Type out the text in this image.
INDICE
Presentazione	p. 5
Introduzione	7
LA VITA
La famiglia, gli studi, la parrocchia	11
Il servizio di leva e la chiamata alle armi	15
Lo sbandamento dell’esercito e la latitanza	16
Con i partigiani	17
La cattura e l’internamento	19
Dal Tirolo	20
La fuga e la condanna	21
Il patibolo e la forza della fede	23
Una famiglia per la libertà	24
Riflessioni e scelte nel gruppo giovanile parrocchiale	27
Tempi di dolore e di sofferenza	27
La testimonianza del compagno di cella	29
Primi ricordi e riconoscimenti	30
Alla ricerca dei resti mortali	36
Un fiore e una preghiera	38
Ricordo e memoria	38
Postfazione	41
··········
WHAT TO PRODUCE:
Above are the records; copy all of them exactly.

THE SOLUTION:
Type out the text in this image.
INDICE
Presentazione	p. 5
Introduzione	7
LA VITA
La famiglia, gli studi, la parrocchia	11
Il servizio di leva e la chiamata alle armi	15
Lo sbandamento dell’esercito e la latitanza	16
Con i partigiani	17
La cattura e l’internamento	19
Dal Tirolo	20
La fuga e la condanna	21
Il patibolo e la forza della fede	23
Una famiglia per la libertà	24
Riflessioni e scelte nel gruppo giovanile parrocchiale	27
Tempi di dolore e di sofferenza	27
La testimonianza del compagno di cella	29
Primi ricordi e riconoscimenti	30
Alla ricerca dei resti mortali	36
Un fiore e una preghiera	38
Ricordo e memoria	38
Postfazione	41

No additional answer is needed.